[PROBLEM DETAILS]: Restate each of the lines below word for word and drop every picture.

** start INPUT ROWS **

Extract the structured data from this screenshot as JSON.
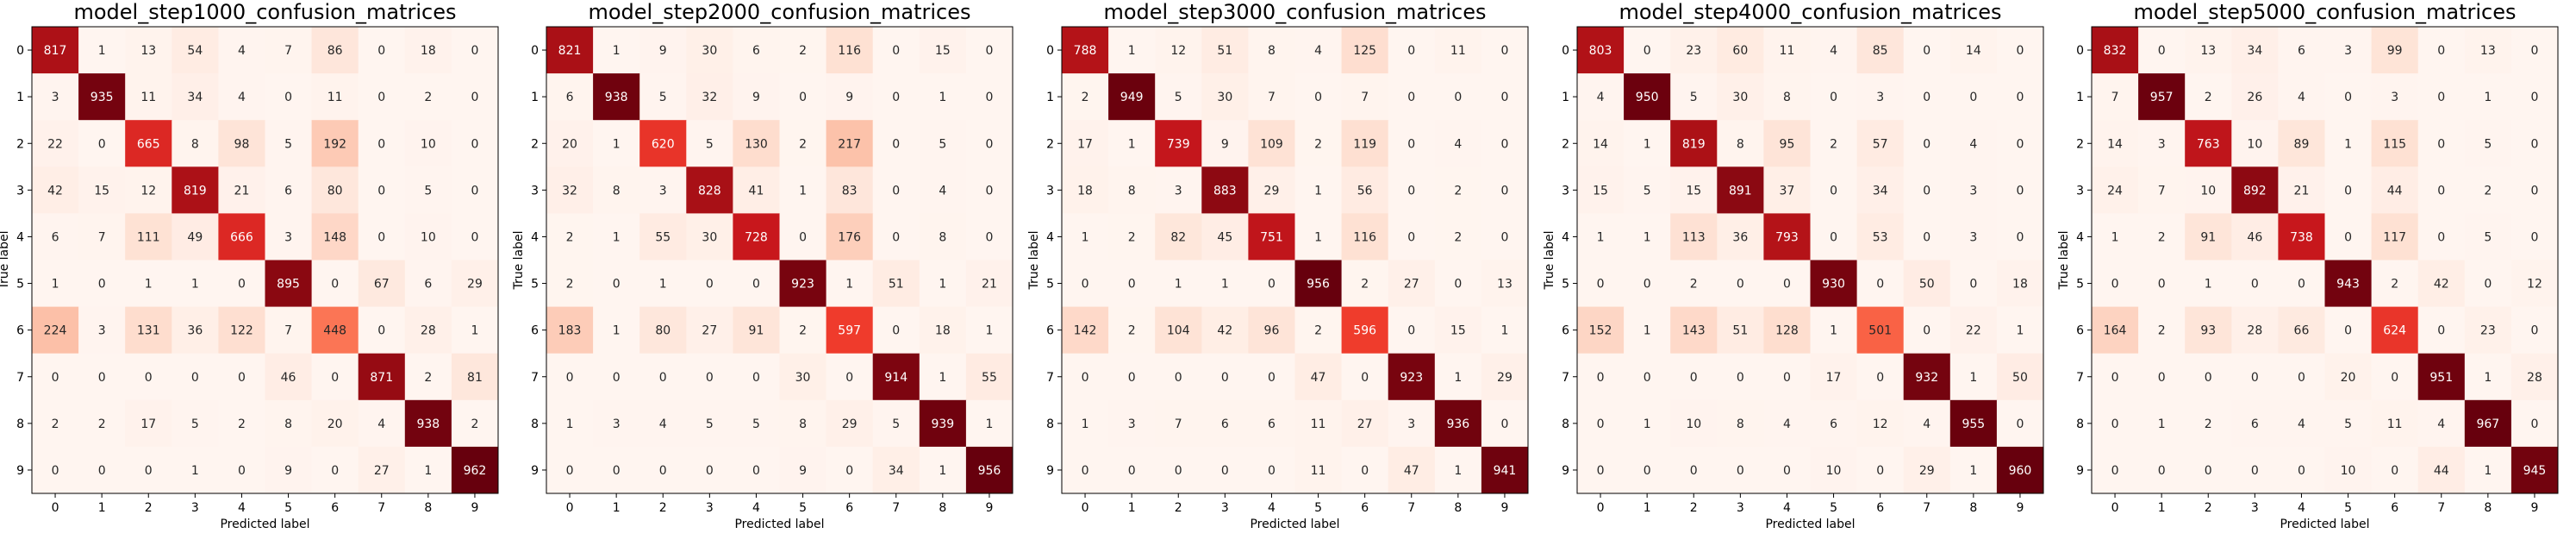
{
  "chart_data": [
    {
      "type": "heatmap",
      "title": "model_step1000_confusion_matrices",
      "xlabel": "Predicted label",
      "ylabel": "True label",
      "x_ticks": [
        "0",
        "1",
        "2",
        "3",
        "4",
        "5",
        "6",
        "7",
        "8",
        "9"
      ],
      "y_ticks": [
        "0",
        "1",
        "2",
        "3",
        "4",
        "5",
        "6",
        "7",
        "8",
        "9"
      ],
      "colormap": "Reds",
      "matrix": [
        [
          817,
          1,
          13,
          54,
          4,
          7,
          86,
          0,
          18,
          0
        ],
        [
          3,
          935,
          11,
          34,
          4,
          0,
          11,
          0,
          2,
          0
        ],
        [
          22,
          0,
          665,
          8,
          98,
          5,
          192,
          0,
          10,
          0
        ],
        [
          42,
          15,
          12,
          819,
          21,
          6,
          80,
          0,
          5,
          0
        ],
        [
          6,
          7,
          111,
          49,
          666,
          3,
          148,
          0,
          10,
          0
        ],
        [
          1,
          0,
          1,
          1,
          0,
          895,
          0,
          67,
          6,
          29
        ],
        [
          224,
          3,
          131,
          36,
          122,
          7,
          448,
          0,
          28,
          1
        ],
        [
          0,
          0,
          0,
          0,
          0,
          46,
          0,
          871,
          2,
          81
        ],
        [
          2,
          2,
          17,
          5,
          2,
          8,
          20,
          4,
          938,
          2
        ],
        [
          0,
          0,
          0,
          1,
          0,
          9,
          0,
          27,
          1,
          962
        ]
      ]
    },
    {
      "type": "heatmap",
      "title": "model_step2000_confusion_matrices",
      "xlabel": "Predicted label",
      "ylabel": "True label",
      "x_ticks": [
        "0",
        "1",
        "2",
        "3",
        "4",
        "5",
        "6",
        "7",
        "8",
        "9"
      ],
      "y_ticks": [
        "0",
        "1",
        "2",
        "3",
        "4",
        "5",
        "6",
        "7",
        "8",
        "9"
      ],
      "colormap": "Reds",
      "matrix": [
        [
          821,
          1,
          9,
          30,
          6,
          2,
          116,
          0,
          15,
          0
        ],
        [
          6,
          938,
          5,
          32,
          9,
          0,
          9,
          0,
          1,
          0
        ],
        [
          20,
          1,
          620,
          5,
          130,
          2,
          217,
          0,
          5,
          0
        ],
        [
          32,
          8,
          3,
          828,
          41,
          1,
          83,
          0,
          4,
          0
        ],
        [
          2,
          1,
          55,
          30,
          728,
          0,
          176,
          0,
          8,
          0
        ],
        [
          2,
          0,
          1,
          0,
          0,
          923,
          1,
          51,
          1,
          21
        ],
        [
          183,
          1,
          80,
          27,
          91,
          2,
          597,
          0,
          18,
          1
        ],
        [
          0,
          0,
          0,
          0,
          0,
          30,
          0,
          914,
          1,
          55
        ],
        [
          1,
          3,
          4,
          5,
          5,
          8,
          29,
          5,
          939,
          1
        ],
        [
          0,
          0,
          0,
          0,
          0,
          9,
          0,
          34,
          1,
          956
        ]
      ]
    },
    {
      "type": "heatmap",
      "title": "model_step3000_confusion_matrices",
      "xlabel": "Predicted label",
      "ylabel": "True label",
      "x_ticks": [
        "0",
        "1",
        "2",
        "3",
        "4",
        "5",
        "6",
        "7",
        "8",
        "9"
      ],
      "y_ticks": [
        "0",
        "1",
        "2",
        "3",
        "4",
        "5",
        "6",
        "7",
        "8",
        "9"
      ],
      "colormap": "Reds",
      "matrix": [
        [
          788,
          1,
          12,
          51,
          8,
          4,
          125,
          0,
          11,
          0
        ],
        [
          2,
          949,
          5,
          30,
          7,
          0,
          7,
          0,
          0,
          0
        ],
        [
          17,
          1,
          739,
          9,
          109,
          2,
          119,
          0,
          4,
          0
        ],
        [
          18,
          8,
          3,
          883,
          29,
          1,
          56,
          0,
          2,
          0
        ],
        [
          1,
          2,
          82,
          45,
          751,
          1,
          116,
          0,
          2,
          0
        ],
        [
          0,
          0,
          1,
          1,
          0,
          956,
          2,
          27,
          0,
          13
        ],
        [
          142,
          2,
          104,
          42,
          96,
          2,
          596,
          0,
          15,
          1
        ],
        [
          0,
          0,
          0,
          0,
          0,
          47,
          0,
          923,
          1,
          29
        ],
        [
          1,
          3,
          7,
          6,
          6,
          11,
          27,
          3,
          936,
          0
        ],
        [
          0,
          0,
          0,
          0,
          0,
          11,
          0,
          47,
          1,
          941
        ]
      ]
    },
    {
      "type": "heatmap",
      "title": "model_step4000_confusion_matrices",
      "xlabel": "Predicted label",
      "ylabel": "True label",
      "x_ticks": [
        "0",
        "1",
        "2",
        "3",
        "4",
        "5",
        "6",
        "7",
        "8",
        "9"
      ],
      "y_ticks": [
        "0",
        "1",
        "2",
        "3",
        "4",
        "5",
        "6",
        "7",
        "8",
        "9"
      ],
      "colormap": "Reds",
      "matrix": [
        [
          803,
          0,
          23,
          60,
          11,
          4,
          85,
          0,
          14,
          0
        ],
        [
          4,
          950,
          5,
          30,
          8,
          0,
          3,
          0,
          0,
          0
        ],
        [
          14,
          1,
          819,
          8,
          95,
          2,
          57,
          0,
          4,
          0
        ],
        [
          15,
          5,
          15,
          891,
          37,
          0,
          34,
          0,
          3,
          0
        ],
        [
          1,
          1,
          113,
          36,
          793,
          0,
          53,
          0,
          3,
          0
        ],
        [
          0,
          0,
          2,
          0,
          0,
          930,
          0,
          50,
          0,
          18
        ],
        [
          152,
          1,
          143,
          51,
          128,
          1,
          501,
          0,
          22,
          1
        ],
        [
          0,
          0,
          0,
          0,
          0,
          17,
          0,
          932,
          1,
          50
        ],
        [
          0,
          1,
          10,
          8,
          4,
          6,
          12,
          4,
          955,
          0
        ],
        [
          0,
          0,
          0,
          0,
          0,
          10,
          0,
          29,
          1,
          960
        ]
      ]
    },
    {
      "type": "heatmap",
      "title": "model_step5000_confusion_matrices",
      "xlabel": "Predicted label",
      "ylabel": "True label",
      "x_ticks": [
        "0",
        "1",
        "2",
        "3",
        "4",
        "5",
        "6",
        "7",
        "8",
        "9"
      ],
      "y_ticks": [
        "0",
        "1",
        "2",
        "3",
        "4",
        "5",
        "6",
        "7",
        "8",
        "9"
      ],
      "colormap": "Reds",
      "matrix": [
        [
          832,
          0,
          13,
          34,
          6,
          3,
          99,
          0,
          13,
          0
        ],
        [
          7,
          957,
          2,
          26,
          4,
          0,
          3,
          0,
          1,
          0
        ],
        [
          14,
          3,
          763,
          10,
          89,
          1,
          115,
          0,
          5,
          0
        ],
        [
          24,
          7,
          10,
          892,
          21,
          0,
          44,
          0,
          2,
          0
        ],
        [
          1,
          2,
          91,
          46,
          738,
          0,
          117,
          0,
          5,
          0
        ],
        [
          0,
          0,
          1,
          0,
          0,
          943,
          2,
          42,
          0,
          12
        ],
        [
          164,
          2,
          93,
          28,
          66,
          0,
          624,
          0,
          23,
          0
        ],
        [
          0,
          0,
          0,
          0,
          0,
          20,
          0,
          951,
          1,
          28
        ],
        [
          0,
          1,
          2,
          6,
          4,
          5,
          11,
          4,
          967,
          0
        ],
        [
          0,
          0,
          0,
          0,
          0,
          10,
          0,
          44,
          1,
          945
        ]
      ]
    }
  ]
}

** end INPUT ROWS **

[RESPONSE TO THE TASK]:
Extract the structured data from this screenshot as JSON.
{
  "chart_data": [
    {
      "type": "heatmap",
      "title": "model_step1000_confusion_matrices",
      "xlabel": "Predicted label",
      "ylabel": "True label",
      "x_ticks": [
        "0",
        "1",
        "2",
        "3",
        "4",
        "5",
        "6",
        "7",
        "8",
        "9"
      ],
      "y_ticks": [
        "0",
        "1",
        "2",
        "3",
        "4",
        "5",
        "6",
        "7",
        "8",
        "9"
      ],
      "colormap": "Reds",
      "matrix": [
        [
          817,
          1,
          13,
          54,
          4,
          7,
          86,
          0,
          18,
          0
        ],
        [
          3,
          935,
          11,
          34,
          4,
          0,
          11,
          0,
          2,
          0
        ],
        [
          22,
          0,
          665,
          8,
          98,
          5,
          192,
          0,
          10,
          0
        ],
        [
          42,
          15,
          12,
          819,
          21,
          6,
          80,
          0,
          5,
          0
        ],
        [
          6,
          7,
          111,
          49,
          666,
          3,
          148,
          0,
          10,
          0
        ],
        [
          1,
          0,
          1,
          1,
          0,
          895,
          0,
          67,
          6,
          29
        ],
        [
          224,
          3,
          131,
          36,
          122,
          7,
          448,
          0,
          28,
          1
        ],
        [
          0,
          0,
          0,
          0,
          0,
          46,
          0,
          871,
          2,
          81
        ],
        [
          2,
          2,
          17,
          5,
          2,
          8,
          20,
          4,
          938,
          2
        ],
        [
          0,
          0,
          0,
          1,
          0,
          9,
          0,
          27,
          1,
          962
        ]
      ]
    },
    {
      "type": "heatmap",
      "title": "model_step2000_confusion_matrices",
      "xlabel": "Predicted label",
      "ylabel": "True label",
      "x_ticks": [
        "0",
        "1",
        "2",
        "3",
        "4",
        "5",
        "6",
        "7",
        "8",
        "9"
      ],
      "y_ticks": [
        "0",
        "1",
        "2",
        "3",
        "4",
        "5",
        "6",
        "7",
        "8",
        "9"
      ],
      "colormap": "Reds",
      "matrix": [
        [
          821,
          1,
          9,
          30,
          6,
          2,
          116,
          0,
          15,
          0
        ],
        [
          6,
          938,
          5,
          32,
          9,
          0,
          9,
          0,
          1,
          0
        ],
        [
          20,
          1,
          620,
          5,
          130,
          2,
          217,
          0,
          5,
          0
        ],
        [
          32,
          8,
          3,
          828,
          41,
          1,
          83,
          0,
          4,
          0
        ],
        [
          2,
          1,
          55,
          30,
          728,
          0,
          176,
          0,
          8,
          0
        ],
        [
          2,
          0,
          1,
          0,
          0,
          923,
          1,
          51,
          1,
          21
        ],
        [
          183,
          1,
          80,
          27,
          91,
          2,
          597,
          0,
          18,
          1
        ],
        [
          0,
          0,
          0,
          0,
          0,
          30,
          0,
          914,
          1,
          55
        ],
        [
          1,
          3,
          4,
          5,
          5,
          8,
          29,
          5,
          939,
          1
        ],
        [
          0,
          0,
          0,
          0,
          0,
          9,
          0,
          34,
          1,
          956
        ]
      ]
    },
    {
      "type": "heatmap",
      "title": "model_step3000_confusion_matrices",
      "xlabel": "Predicted label",
      "ylabel": "True label",
      "x_ticks": [
        "0",
        "1",
        "2",
        "3",
        "4",
        "5",
        "6",
        "7",
        "8",
        "9"
      ],
      "y_ticks": [
        "0",
        "1",
        "2",
        "3",
        "4",
        "5",
        "6",
        "7",
        "8",
        "9"
      ],
      "colormap": "Reds",
      "matrix": [
        [
          788,
          1,
          12,
          51,
          8,
          4,
          125,
          0,
          11,
          0
        ],
        [
          2,
          949,
          5,
          30,
          7,
          0,
          7,
          0,
          0,
          0
        ],
        [
          17,
          1,
          739,
          9,
          109,
          2,
          119,
          0,
          4,
          0
        ],
        [
          18,
          8,
          3,
          883,
          29,
          1,
          56,
          0,
          2,
          0
        ],
        [
          1,
          2,
          82,
          45,
          751,
          1,
          116,
          0,
          2,
          0
        ],
        [
          0,
          0,
          1,
          1,
          0,
          956,
          2,
          27,
          0,
          13
        ],
        [
          142,
          2,
          104,
          42,
          96,
          2,
          596,
          0,
          15,
          1
        ],
        [
          0,
          0,
          0,
          0,
          0,
          47,
          0,
          923,
          1,
          29
        ],
        [
          1,
          3,
          7,
          6,
          6,
          11,
          27,
          3,
          936,
          0
        ],
        [
          0,
          0,
          0,
          0,
          0,
          11,
          0,
          47,
          1,
          941
        ]
      ]
    },
    {
      "type": "heatmap",
      "title": "model_step4000_confusion_matrices",
      "xlabel": "Predicted label",
      "ylabel": "True label",
      "x_ticks": [
        "0",
        "1",
        "2",
        "3",
        "4",
        "5",
        "6",
        "7",
        "8",
        "9"
      ],
      "y_ticks": [
        "0",
        "1",
        "2",
        "3",
        "4",
        "5",
        "6",
        "7",
        "8",
        "9"
      ],
      "colormap": "Reds",
      "matrix": [
        [
          803,
          0,
          23,
          60,
          11,
          4,
          85,
          0,
          14,
          0
        ],
        [
          4,
          950,
          5,
          30,
          8,
          0,
          3,
          0,
          0,
          0
        ],
        [
          14,
          1,
          819,
          8,
          95,
          2,
          57,
          0,
          4,
          0
        ],
        [
          15,
          5,
          15,
          891,
          37,
          0,
          34,
          0,
          3,
          0
        ],
        [
          1,
          1,
          113,
          36,
          793,
          0,
          53,
          0,
          3,
          0
        ],
        [
          0,
          0,
          2,
          0,
          0,
          930,
          0,
          50,
          0,
          18
        ],
        [
          152,
          1,
          143,
          51,
          128,
          1,
          501,
          0,
          22,
          1
        ],
        [
          0,
          0,
          0,
          0,
          0,
          17,
          0,
          932,
          1,
          50
        ],
        [
          0,
          1,
          10,
          8,
          4,
          6,
          12,
          4,
          955,
          0
        ],
        [
          0,
          0,
          0,
          0,
          0,
          10,
          0,
          29,
          1,
          960
        ]
      ]
    },
    {
      "type": "heatmap",
      "title": "model_step5000_confusion_matrices",
      "xlabel": "Predicted label",
      "ylabel": "True label",
      "x_ticks": [
        "0",
        "1",
        "2",
        "3",
        "4",
        "5",
        "6",
        "7",
        "8",
        "9"
      ],
      "y_ticks": [
        "0",
        "1",
        "2",
        "3",
        "4",
        "5",
        "6",
        "7",
        "8",
        "9"
      ],
      "colormap": "Reds",
      "matrix": [
        [
          832,
          0,
          13,
          34,
          6,
          3,
          99,
          0,
          13,
          0
        ],
        [
          7,
          957,
          2,
          26,
          4,
          0,
          3,
          0,
          1,
          0
        ],
        [
          14,
          3,
          763,
          10,
          89,
          1,
          115,
          0,
          5,
          0
        ],
        [
          24,
          7,
          10,
          892,
          21,
          0,
          44,
          0,
          2,
          0
        ],
        [
          1,
          2,
          91,
          46,
          738,
          0,
          117,
          0,
          5,
          0
        ],
        [
          0,
          0,
          1,
          0,
          0,
          943,
          2,
          42,
          0,
          12
        ],
        [
          164,
          2,
          93,
          28,
          66,
          0,
          624,
          0,
          23,
          0
        ],
        [
          0,
          0,
          0,
          0,
          0,
          20,
          0,
          951,
          1,
          28
        ],
        [
          0,
          1,
          2,
          6,
          4,
          5,
          11,
          4,
          967,
          0
        ],
        [
          0,
          0,
          0,
          0,
          0,
          10,
          0,
          44,
          1,
          945
        ]
      ]
    }
  ]
}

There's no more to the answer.